(TASK INSTRUCTIONS) Quote the passage on Robert Redford's westerns between "Redford was one" and "Through It (1992).", inclusive.

(TEXT SEGMENT)
----------

Robert Redford as the Sundance Kid in Butch Cassidy and Jeremiah Johnson in Jeremiah Johnson

Redford was one of the greatest movie stars of his generation, and his natural reticence plays well in westerns that are written with due regard for the taciturn nature of many real westerners.  A native westerner himself, Redford could play them well.  It would have been good to see him in more westerns, but after the early part of his career, such films were no longer in cinematic fashion.  He can be seen in westerns with a modern setting and a concern for social attitudes:  The Electric Horseman (1979) and The Horse Whisperer (1998). And he directed and narrated a beautiful film about the 1920s modern west in A River Runs Through It (1992).

----------

(RECORD LIST)
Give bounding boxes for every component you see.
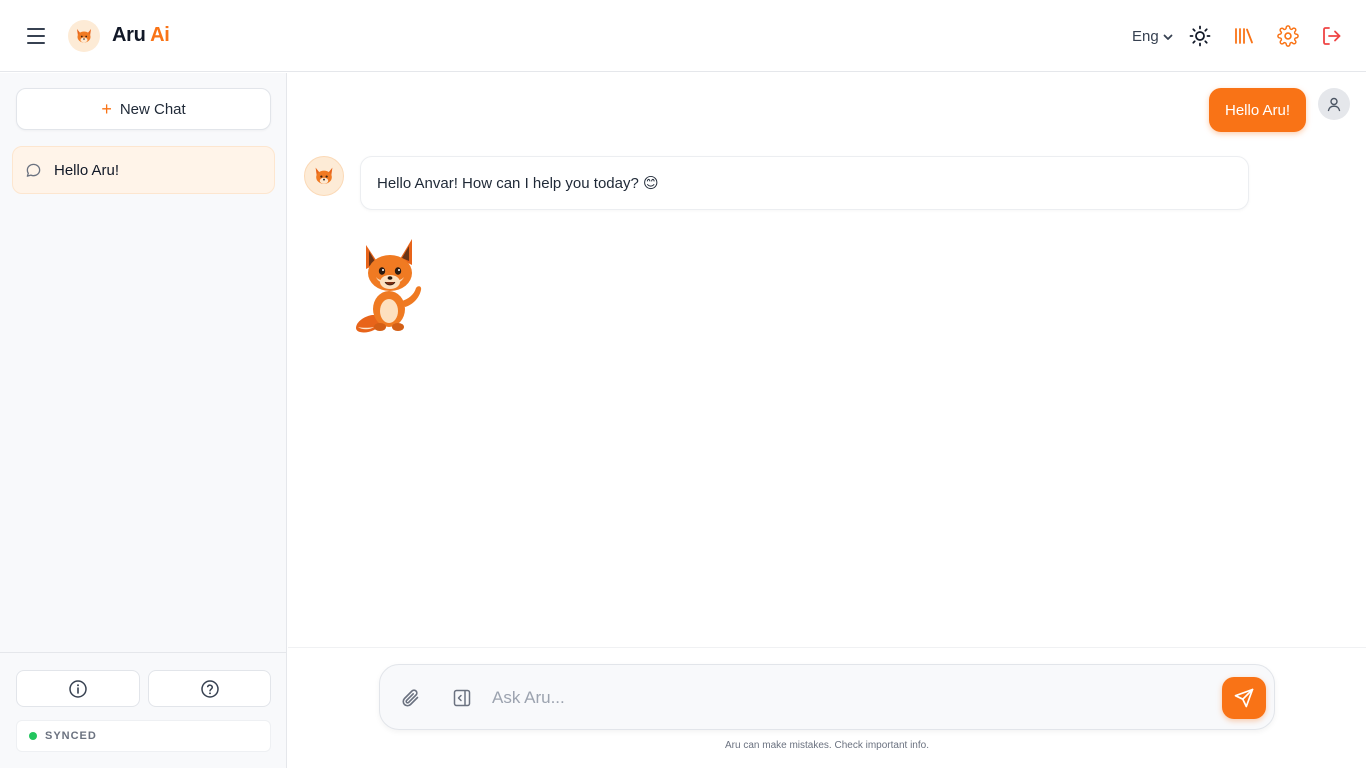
gear-icon[interactable] (1277, 25, 1299, 47)
panel-toggle-icon[interactable] (451, 687, 473, 709)
library-icon[interactable] (1233, 25, 1255, 47)
chevron-down-icon (1163, 34, 1173, 40)
sidebar: + New Chat Hello Aru! SYNCED (0, 73, 287, 768)
disclaimer-text: Aru can make mistakes. Check important i… (725, 740, 929, 751)
send-button[interactable] (1222, 677, 1266, 719)
sync-status-label: SYNCED (45, 730, 97, 742)
chat-bubble-icon (26, 163, 41, 177)
assistant-message-text: Hello Anvar! How can I help you today? 😊 (377, 175, 659, 192)
help-icon (200, 679, 219, 698)
app-header: Aru Ai Eng (0, 0, 1366, 72)
user-avatar[interactable] (1318, 88, 1350, 120)
assistant-message: Hello Anvar! How can I help you today? 😊 (360, 156, 1249, 210)
language-label: Eng (1132, 28, 1159, 45)
send-icon (1234, 688, 1254, 708)
composer-area: Aru can make mistakes. Check important i… (288, 647, 1366, 768)
fox-logo-icon (68, 20, 100, 52)
fox-avatar-icon (315, 167, 333, 184)
new-chat-button[interactable]: + New Chat (16, 88, 271, 130)
chat-history-title: Hello Aru! (54, 161, 120, 179)
user-message-text: Hello Aru! (1225, 101, 1291, 119)
logout-icon[interactable] (1321, 25, 1343, 47)
sync-status: SYNCED (16, 720, 271, 752)
message-composer (379, 664, 1275, 730)
fox-mascot-sticker (356, 239, 422, 333)
chat-main: Hello Aru! Hello Anvar! How can I help y… (288, 73, 1366, 768)
sun-icon[interactable] (1189, 25, 1211, 47)
chat-history-item[interactable]: Hello Aru! (12, 146, 275, 194)
app-name-accent: Ai (150, 24, 170, 46)
info-icon (69, 679, 87, 698)
status-dot-icon (29, 732, 37, 740)
plus-icon: + (101, 99, 112, 119)
new-chat-label: New Chat (119, 100, 186, 118)
paperclip-icon[interactable] (400, 687, 422, 709)
language-select[interactable]: Eng (1132, 28, 1174, 45)
app-name-main: Aru (112, 24, 146, 46)
menu-icon[interactable] (22, 22, 50, 50)
user-message: Hello Aru! (1209, 88, 1307, 132)
help-button[interactable] (148, 670, 271, 707)
info-button[interactable] (16, 670, 140, 707)
user-icon (1327, 97, 1341, 112)
assistant-avatar (304, 156, 344, 196)
app-logo-text: Aru Ai (112, 24, 170, 47)
message-input[interactable] (492, 683, 1212, 713)
sidebar-footer: SYNCED (0, 652, 287, 768)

----------

(THE RESULT)
Redford was one of the greatest movie stars of his generation, and his natural reticence plays well in westerns that are written with due regard for the taciturn nature of many real westerners.  A native westerner himself, Redford could play them well.  It would have been good to see him in more westerns, but after the early part of his career, such films were no longer in cinematic fashion.  He can be seen in westerns with a modern setting and a concern for social attitudes:  The Electric Horseman (1979) and The Horse Whisperer (1998). And he directed and narrated a beautiful film about the 1920s modern west in A River Runs Through It (1992).